▶ Provided material:
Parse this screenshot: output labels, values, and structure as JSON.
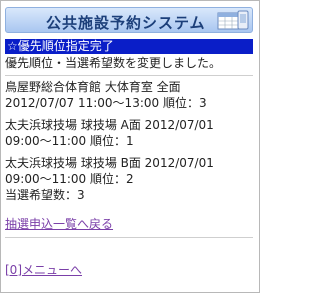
{
  "header": {
    "title": "公共施設予約システム",
    "icon": "calendar-booking-icon"
  },
  "notice": {
    "banner": "☆優先順位指定完了",
    "message": "優先順位・当選希望数を変更しました。"
  },
  "items": [
    {
      "line1": "鳥屋野総合体育館 大体育室 全面",
      "line2": "2012/07/07 11:00～13:00 順位：3"
    },
    {
      "line1": "太夫浜球技場 球技場 A面 2012/07/01",
      "line2": "09:00～11:00 順位：1"
    },
    {
      "line1": "太夫浜球技場 球技場 B面 2012/07/01",
      "line2": "09:00～11:00 順位：2"
    }
  ],
  "summary": "当選希望数：3",
  "links": {
    "back": "抽選申込一覧へ戻る",
    "menu": "[0]メニューへ"
  }
}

▶ Direction:
Each entry should be repeated exactly as it appears; the pictures stay out.

▶ Reply:
Parse this screenshot: output labels, values, and structure as JSON.
{
  "header": {
    "title": "公共施設予約システム",
    "icon": "calendar-booking-icon"
  },
  "notice": {
    "banner": "☆優先順位指定完了",
    "message": "優先順位・当選希望数を変更しました。"
  },
  "items": [
    {
      "line1": "鳥屋野総合体育館 大体育室 全面",
      "line2": "2012/07/07 11:00～13:00 順位：3"
    },
    {
      "line1": "太夫浜球技場 球技場 A面 2012/07/01",
      "line2": "09:00～11:00 順位：1"
    },
    {
      "line1": "太夫浜球技場 球技場 B面 2012/07/01",
      "line2": "09:00～11:00 順位：2"
    }
  ],
  "summary": "当選希望数：3",
  "links": {
    "back": "抽選申込一覧へ戻る",
    "menu": "[0]メニューへ"
  }
}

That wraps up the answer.